[Input data]
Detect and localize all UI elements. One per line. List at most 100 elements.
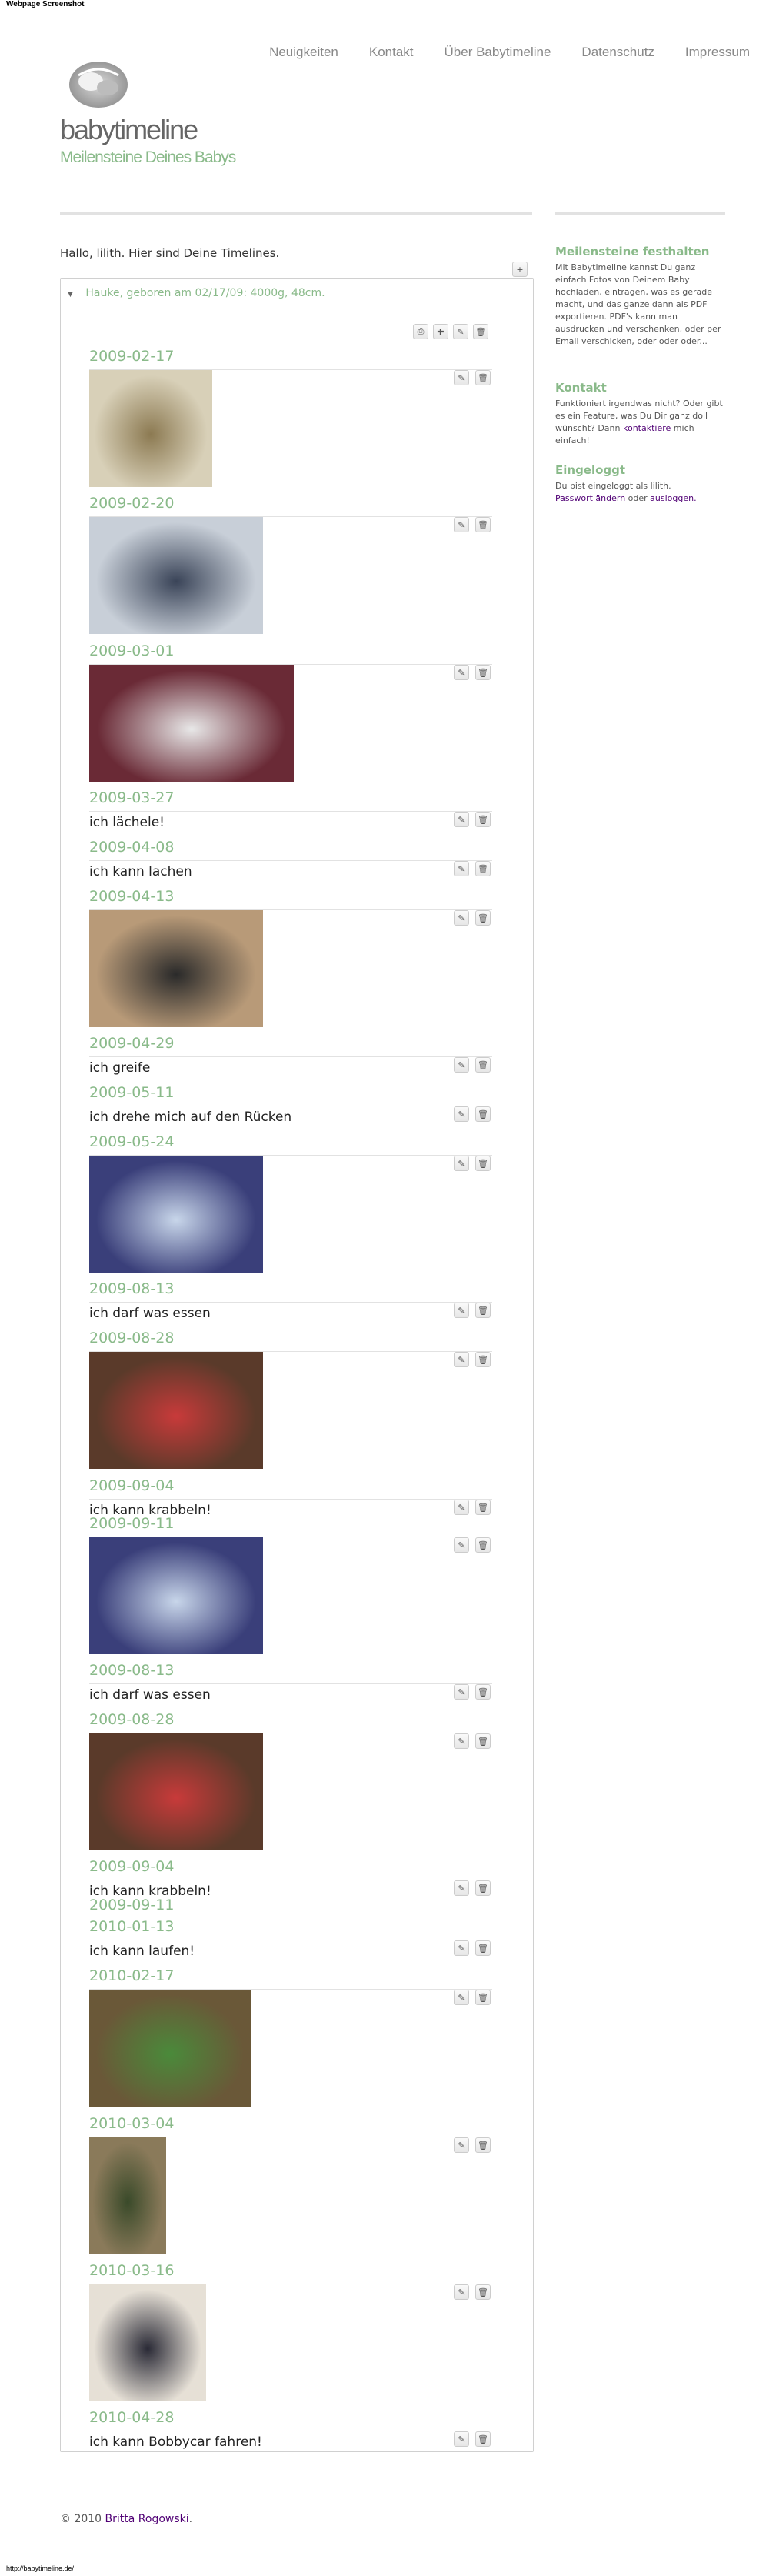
edit-entry-button[interactable]: ✎ (454, 910, 469, 926)
change-password-link[interactable]: Passwort ändern (555, 493, 625, 503)
entry-actions: ✎ 🗑 (454, 1684, 491, 1700)
delete-entry-button[interactable]: 🗑 (475, 665, 491, 680)
print-icon: ⎙ (417, 326, 425, 336)
pencil-icon: ✎ (458, 1059, 465, 1070)
pencil-icon: ✎ (458, 2434, 465, 2444)
edit-entry-button[interactable]: ✎ (454, 517, 469, 532)
edit-entry-button[interactable]: ✎ (454, 812, 469, 827)
entry-photo[interactable] (89, 665, 294, 782)
edit-entry-button[interactable]: ✎ (454, 370, 469, 385)
entry-photo[interactable] (89, 2284, 206, 2401)
delete-entry-button[interactable]: 🗑 (475, 1880, 491, 1896)
screenshot-label: Webpage Screenshot (6, 0, 85, 8)
entry-actions: ✎ 🗑 (454, 1940, 491, 1956)
delete-entry-button[interactable]: 🗑 (475, 1156, 491, 1171)
expand-arrow-icon[interactable]: ▼ (68, 291, 73, 299)
add-timeline-button[interactable]: + (512, 262, 528, 277)
delete-entry-button[interactable]: 🗑 (475, 910, 491, 926)
entry-photo[interactable] (89, 370, 212, 487)
delete-entry-button[interactable]: 🗑 (475, 1684, 491, 1700)
entry-photo[interactable] (89, 1156, 263, 1273)
delete-timeline-button[interactable]: 🗑 (473, 324, 488, 339)
entry-actions: ✎ 🗑 (454, 1990, 491, 2005)
edit-entry-button[interactable]: ✎ (454, 1990, 469, 2005)
entry-photo[interactable] (89, 1733, 263, 1850)
delete-entry-button[interactable]: 🗑 (475, 1106, 491, 1122)
delete-entry-button[interactable]: 🗑 (475, 1057, 491, 1073)
print-button[interactable]: ⎙ (413, 324, 428, 339)
edit-entry-button[interactable]: ✎ (454, 1537, 469, 1553)
logout-link[interactable]: ausloggen. (650, 493, 696, 503)
delete-entry-button[interactable]: 🗑 (475, 861, 491, 876)
add-entry-button[interactable]: ✚ (433, 324, 448, 339)
delete-entry-button[interactable]: 🗑 (475, 1500, 491, 1515)
entry-date: 2009-09-11 (89, 1897, 175, 1914)
nav-neuigkeiten[interactable]: Neuigkeiten (269, 45, 338, 60)
entry-date: 2009-08-13 (89, 1662, 175, 1679)
entry-photo[interactable] (89, 1990, 251, 2107)
status-bar-url: http://babytimeline.de/ (6, 2564, 75, 2572)
edit-entry-button[interactable]: ✎ (454, 665, 469, 680)
nav-ueber[interactable]: Über Babytimeline (445, 45, 551, 60)
trash-icon: 🗑 (478, 1687, 488, 1697)
trash-icon: 🗑 (478, 1109, 488, 1119)
delete-entry-button[interactable]: 🗑 (475, 812, 491, 827)
login-status: Du bist eingeloggt als lilith. (555, 481, 671, 491)
entry-actions: ✎ 🗑 (454, 1057, 491, 1073)
pencil-icon: ✎ (458, 1883, 465, 1894)
contact-link[interactable]: kontaktiere (623, 423, 671, 433)
sidebar-text-features: Mit Babytimeline kannst Du ganz einfach … (555, 262, 721, 346)
sidebar-heading-login: Eingeloggt (555, 463, 626, 477)
delete-entry-button[interactable]: 🗑 (475, 370, 491, 385)
delete-entry-button[interactable]: 🗑 (475, 1733, 491, 1749)
sidebar-heading-features: Meilensteine festhalten (555, 245, 710, 259)
entry-date: 2009-03-27 (89, 789, 175, 806)
site-title[interactable]: babytimeline (60, 114, 198, 146)
entry-photo[interactable] (89, 517, 263, 634)
nav-impressum[interactable]: Impressum (685, 45, 750, 60)
entry-photo[interactable] (89, 1537, 263, 1654)
delete-entry-button[interactable]: 🗑 (475, 1303, 491, 1318)
delete-entry-button[interactable]: 🗑 (475, 2431, 491, 2447)
delete-entry-button[interactable]: 🗑 (475, 1990, 491, 2005)
delete-entry-button[interactable]: 🗑 (475, 2137, 491, 2153)
pencil-icon: ✎ (458, 1736, 465, 1747)
logo[interactable] (63, 52, 134, 112)
edit-entry-button[interactable]: ✎ (454, 1057, 469, 1073)
entry-photo[interactable] (89, 910, 263, 1027)
entry-photo[interactable] (89, 2137, 166, 2254)
edit-entry-button[interactable]: ✎ (454, 861, 469, 876)
edit-entry-button[interactable]: ✎ (454, 1303, 469, 1318)
entry-photo[interactable] (89, 1352, 263, 1469)
edit-entry-button[interactable]: ✎ (454, 1106, 469, 1122)
edit-entry-button[interactable]: ✎ (454, 1156, 469, 1171)
pencil-icon: ✎ (458, 814, 465, 825)
delete-entry-button[interactable]: 🗑 (475, 1352, 491, 1367)
entry-date: 2009-04-13 (89, 888, 175, 905)
edit-timeline-button[interactable]: ✎ (453, 324, 468, 339)
delete-entry-button[interactable]: 🗑 (475, 1537, 491, 1553)
delete-entry-button[interactable]: 🗑 (475, 517, 491, 532)
edit-entry-button[interactable]: ✎ (454, 1940, 469, 1956)
nav-datenschutz[interactable]: Datenschutz (581, 45, 654, 60)
entry-date: 2009-02-17 (89, 348, 175, 365)
entry-date: 2010-04-28 (89, 2409, 175, 2426)
delete-entry-button[interactable]: 🗑 (475, 1940, 491, 1956)
sidebar-text-login: Du bist eingeloggt als lilith. Passwort … (555, 480, 723, 505)
edit-entry-button[interactable]: ✎ (454, 1500, 469, 1515)
trash-icon: 🗑 (478, 2140, 488, 2151)
footer-author-link[interactable]: Britta Rogowski (105, 2513, 189, 2525)
edit-entry-button[interactable]: ✎ (454, 2137, 469, 2153)
nav-kontakt[interactable]: Kontakt (369, 45, 414, 60)
sidebar-heading-contact: Kontakt (555, 381, 607, 395)
timeline-header[interactable]: ▼ Hauke, geboren am 02/17/09: 4000g, 48c… (68, 287, 325, 299)
edit-entry-button[interactable]: ✎ (454, 1733, 469, 1749)
edit-entry-button[interactable]: ✎ (454, 2431, 469, 2447)
edit-entry-button[interactable]: ✎ (454, 1352, 469, 1367)
edit-entry-button[interactable]: ✎ (454, 2284, 469, 2300)
edit-entry-button[interactable]: ✎ (454, 1684, 469, 1700)
edit-entry-button[interactable]: ✎ (454, 1880, 469, 1896)
delete-entry-button[interactable]: 🗑 (475, 2284, 491, 2300)
entry-date: 2009-08-28 (89, 1330, 175, 1346)
trash-icon: 🗑 (478, 1540, 488, 1550)
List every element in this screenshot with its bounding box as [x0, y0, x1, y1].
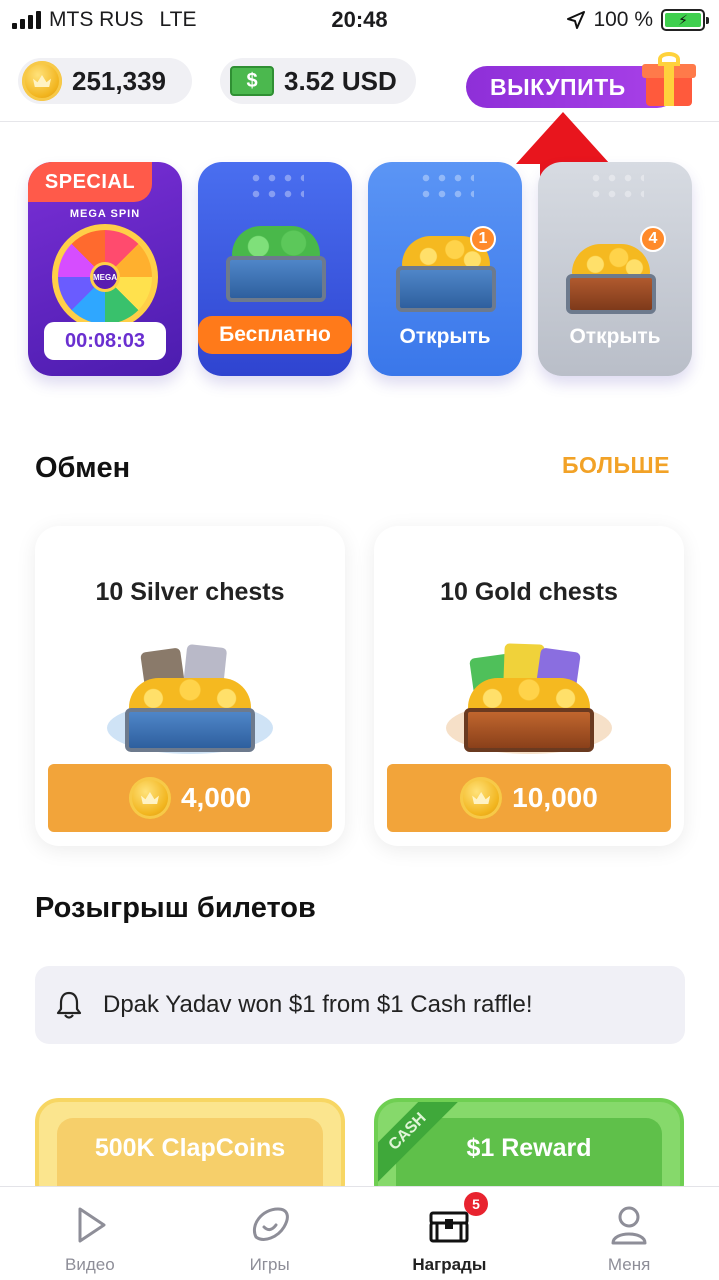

[Problem description] Reproduce the listing above verbatim, line for line and in the same order, omitting the pictures.

[The completed task]
Detect and localize all UI elements. One per line. List at most 100 elements.
edit-entry-button[interactable]: ✎ (454, 910, 469, 926)
change-password-link[interactable]: Passwort ändern (555, 493, 625, 503)
entry-actions: ✎ 🗑 (454, 1684, 491, 1700)
delete-entry-button[interactable]: 🗑 (475, 665, 491, 680)
print-icon: ⎙ (417, 326, 425, 336)
pencil-icon: ✎ (458, 1059, 465, 1070)
pencil-icon: ✎ (458, 2434, 465, 2444)
edit-entry-button[interactable]: ✎ (454, 517, 469, 532)
edit-entry-button[interactable]: ✎ (454, 812, 469, 827)
entry-photo[interactable] (89, 665, 294, 782)
edit-entry-button[interactable]: ✎ (454, 370, 469, 385)
entry-photo[interactable] (89, 2284, 206, 2401)
delete-entry-button[interactable]: 🗑 (475, 1880, 491, 1896)
screenshot-label: Webpage Screenshot (6, 0, 85, 8)
entry-actions: ✎ 🗑 (454, 1940, 491, 1956)
delete-entry-button[interactable]: 🗑 (475, 1156, 491, 1171)
expand-arrow-icon[interactable]: ▼ (68, 291, 73, 299)
add-timeline-button[interactable]: + (512, 262, 528, 277)
delete-entry-button[interactable]: 🗑 (475, 910, 491, 926)
entry-photo[interactable] (89, 370, 212, 487)
delete-entry-button[interactable]: 🗑 (475, 1684, 491, 1700)
entry-photo[interactable] (89, 1156, 263, 1273)
delete-timeline-button[interactable]: 🗑 (473, 324, 488, 339)
entry-actions: ✎ 🗑 (454, 1990, 491, 2005)
edit-entry-button[interactable]: ✎ (454, 1990, 469, 2005)
entry-photo[interactable] (89, 1733, 263, 1850)
delete-entry-button[interactable]: 🗑 (475, 1106, 491, 1122)
delete-entry-button[interactable]: 🗑 (475, 1057, 491, 1073)
print-button[interactable]: ⎙ (413, 324, 428, 339)
edit-entry-button[interactable]: ✎ (454, 1537, 469, 1553)
logout-link[interactable]: ausloggen. (650, 493, 696, 503)
delete-entry-button[interactable]: 🗑 (475, 861, 491, 876)
add-entry-button[interactable]: ✚ (433, 324, 448, 339)
delete-entry-button[interactable]: 🗑 (475, 1500, 491, 1515)
entry-date: 2009-09-11 (89, 1897, 175, 1914)
nav-neuigkeiten[interactable]: Neuigkeiten (269, 45, 338, 60)
entry-date: 2009-08-13 (89, 1662, 175, 1679)
entry-photo[interactable] (89, 1990, 251, 2107)
status-bar-url: http://babytimeline.de/ (6, 2564, 75, 2572)
edit-entry-button[interactable]: ✎ (454, 665, 469, 680)
nav-ueber[interactable]: Über Babytimeline (445, 45, 551, 60)
trash-icon: 🗑 (478, 1687, 488, 1697)
trash-icon: 🗑 (478, 1109, 488, 1119)
delete-entry-button[interactable]: 🗑 (475, 812, 491, 827)
login-status: Du bist eingeloggt als lilith. (555, 481, 671, 491)
entry-actions: ✎ 🗑 (454, 1057, 491, 1073)
pencil-icon: ✎ (458, 1883, 465, 1894)
contact-link[interactable]: kontaktiere (623, 423, 671, 433)
sidebar-text-features: Mit Babytimeline kannst Du ganz einfach … (555, 262, 721, 346)
sidebar-heading-login: Eingeloggt (555, 463, 626, 477)
delete-entry-button[interactable]: 🗑 (475, 370, 491, 385)
delete-entry-button[interactable]: 🗑 (475, 1733, 491, 1749)
sidebar-heading-features: Meilensteine festhalten (555, 245, 710, 259)
entry-date: 2009-03-27 (89, 789, 175, 806)
site-title[interactable]: babytimeline (60, 114, 198, 146)
entry-photo[interactable] (89, 517, 263, 634)
nav-impressum[interactable]: Impressum (685, 45, 750, 60)
entry-photo[interactable] (89, 1537, 263, 1654)
delete-entry-button[interactable]: 🗑 (475, 1303, 491, 1318)
delete-entry-button[interactable]: 🗑 (475, 2431, 491, 2447)
delete-entry-button[interactable]: 🗑 (475, 1990, 491, 2005)
delete-entry-button[interactable]: 🗑 (475, 2137, 491, 2153)
pencil-icon: ✎ (458, 1736, 465, 1747)
logo[interactable] (63, 52, 134, 112)
edit-entry-button[interactable]: ✎ (454, 1057, 469, 1073)
entry-photo[interactable] (89, 910, 263, 1027)
entry-photo[interactable] (89, 2137, 166, 2254)
edit-entry-button[interactable]: ✎ (454, 861, 469, 876)
edit-entry-button[interactable]: ✎ (454, 1303, 469, 1318)
entry-photo[interactable] (89, 1352, 263, 1469)
edit-entry-button[interactable]: ✎ (454, 1106, 469, 1122)
edit-entry-button[interactable]: ✎ (454, 1156, 469, 1171)
pencil-icon: ✎ (458, 814, 465, 825)
delete-entry-button[interactable]: 🗑 (475, 1352, 491, 1367)
entry-date: 2009-04-13 (89, 888, 175, 905)
edit-timeline-button[interactable]: ✎ (453, 324, 468, 339)
delete-entry-button[interactable]: 🗑 (475, 1537, 491, 1553)
delete-entry-button[interactable]: 🗑 (475, 517, 491, 532)
edit-entry-button[interactable]: ✎ (454, 1940, 469, 1956)
nav-datenschutz[interactable]: Datenschutz (581, 45, 654, 60)
entry-date: 2009-02-17 (89, 348, 175, 365)
entry-date: 2010-04-28 (89, 2409, 175, 2426)
delete-entry-button[interactable]: 🗑 (475, 1940, 491, 1956)
sidebar-text-login: Du bist eingeloggt als lilith. Passwort … (555, 480, 723, 505)
edit-entry-button[interactable]: ✎ (454, 1500, 469, 1515)
trash-icon: 🗑 (478, 2140, 488, 2151)
footer-author-link[interactable]: Britta Rogowski (105, 2513, 189, 2525)
edit-entry-button[interactable]: ✎ (454, 2137, 469, 2153)
nav-kontakt[interactable]: Kontakt (369, 45, 414, 60)
sidebar-heading-contact: Kontakt (555, 381, 607, 395)
timeline-header[interactable]: ▼ Hauke, geboren am 02/17/09: 4000g, 48c… (68, 287, 325, 299)
edit-entry-button[interactable]: ✎ (454, 1733, 469, 1749)
edit-entry-button[interactable]: ✎ (454, 2431, 469, 2447)
edit-entry-button[interactable]: ✎ (454, 1352, 469, 1367)
edit-entry-button[interactable]: ✎ (454, 2284, 469, 2300)
edit-entry-button[interactable]: ✎ (454, 1684, 469, 1700)
edit-entry-button[interactable]: ✎ (454, 1880, 469, 1896)
delete-entry-button[interactable]: 🗑 (475, 2284, 491, 2300)
entry-date: 2009-08-28 (89, 1330, 175, 1346)
trash-icon: 🗑 (478, 1540, 488, 1550)
List every element in this screenshot with its bounding box as [x0, y0, x1, y1].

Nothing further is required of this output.